Work to complete →
Repeat every entry in the listing below, exactly.

Rows →
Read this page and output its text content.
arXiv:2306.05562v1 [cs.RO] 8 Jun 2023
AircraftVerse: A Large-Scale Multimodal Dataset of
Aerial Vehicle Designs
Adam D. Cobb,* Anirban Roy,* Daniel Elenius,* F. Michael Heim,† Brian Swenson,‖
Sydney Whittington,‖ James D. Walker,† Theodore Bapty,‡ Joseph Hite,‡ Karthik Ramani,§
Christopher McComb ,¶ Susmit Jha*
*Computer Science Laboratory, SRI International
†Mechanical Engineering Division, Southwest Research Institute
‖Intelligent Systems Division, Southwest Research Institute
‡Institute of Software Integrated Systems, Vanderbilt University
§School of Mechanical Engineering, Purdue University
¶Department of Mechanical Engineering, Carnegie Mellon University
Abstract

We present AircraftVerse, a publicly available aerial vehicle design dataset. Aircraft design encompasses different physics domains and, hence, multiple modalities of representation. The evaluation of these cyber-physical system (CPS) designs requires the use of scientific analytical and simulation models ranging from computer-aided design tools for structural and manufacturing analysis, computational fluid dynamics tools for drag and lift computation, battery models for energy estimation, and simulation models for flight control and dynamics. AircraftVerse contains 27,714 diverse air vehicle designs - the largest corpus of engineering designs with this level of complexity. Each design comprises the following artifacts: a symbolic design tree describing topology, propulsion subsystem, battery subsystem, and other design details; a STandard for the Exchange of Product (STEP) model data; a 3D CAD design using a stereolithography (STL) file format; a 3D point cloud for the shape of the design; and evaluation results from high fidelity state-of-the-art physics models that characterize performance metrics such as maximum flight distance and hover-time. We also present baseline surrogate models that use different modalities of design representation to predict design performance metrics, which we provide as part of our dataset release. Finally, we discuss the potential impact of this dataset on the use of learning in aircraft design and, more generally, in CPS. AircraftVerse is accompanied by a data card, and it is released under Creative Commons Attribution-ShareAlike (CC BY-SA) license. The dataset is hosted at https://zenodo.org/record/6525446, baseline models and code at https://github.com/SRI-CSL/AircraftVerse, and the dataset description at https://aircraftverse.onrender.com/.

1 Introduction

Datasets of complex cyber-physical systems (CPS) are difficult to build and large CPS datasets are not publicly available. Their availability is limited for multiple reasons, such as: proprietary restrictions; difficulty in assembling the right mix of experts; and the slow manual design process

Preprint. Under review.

Expected answer →
Read this page and output its text content.
arXiv:2306.05562v1 [cs.RO] 8 Jun 2023
AircraftVerse: A Large-Scale Multimodal Dataset of
Aerial Vehicle Designs
Adam D. Cobb,* Anirban Roy,* Daniel Elenius,* F. Michael Heim,† Brian Swenson,‖
Sydney Whittington,‖ James D. Walker,† Theodore Bapty,‡ Joseph Hite,‡ Karthik Ramani,§
Christopher McComb ,¶ Susmit Jha*
*Computer Science Laboratory, SRI International
†Mechanical Engineering Division, Southwest Research Institute
‖Intelligent Systems Division, Southwest Research Institute
‡Institute of Software Integrated Systems, Vanderbilt University
§School of Mechanical Engineering, Purdue University
¶Department of Mechanical Engineering, Carnegie Mellon University
Abstract

We present AircraftVerse, a publicly available aerial vehicle design dataset. Aircraft design encompasses different physics domains and, hence, multiple modalities of representation. The evaluation of these cyber-physical system (CPS) designs requires the use of scientific analytical and simulation models ranging from computer-aided design tools for structural and manufacturing analysis, computational fluid dynamics tools for drag and lift computation, battery models for energy estimation, and simulation models for flight control and dynamics. AircraftVerse contains 27,714 diverse air vehicle designs - the largest corpus of engineering designs with this level of complexity. Each design comprises the following artifacts: a symbolic design tree describing topology, propulsion subsystem, battery subsystem, and other design details; a STandard for the Exchange of Product (STEP) model data; a 3D CAD design using a stereolithography (STL) file format; a 3D point cloud for the shape of the design; and evaluation results from high fidelity state-of-the-art physics models that characterize performance metrics such as maximum flight distance and hover-time. We also present baseline surrogate models that use different modalities of design representation to predict design performance metrics, which we provide as part of our dataset release. Finally, we discuss the potential impact of this dataset on the use of learning in aircraft design and, more generally, in CPS. AircraftVerse is accompanied by a data card, and it is released under Creative Commons Attribution-ShareAlike (CC BY-SA) license. The dataset is hosted at https://zenodo.org/record/6525446, baseline models and code at https://github.com/SRI-CSL/AircraftVerse, and the dataset description at https://aircraftverse.onrender.com/.

1 Introduction

Datasets of complex cyber-physical systems (CPS) are difficult to build and large CPS datasets are not publicly available. Their availability is limited for multiple reasons, such as: proprietary restrictions; difficulty in assembling the right mix of experts; and the slow manual design process

Preprint. Under review.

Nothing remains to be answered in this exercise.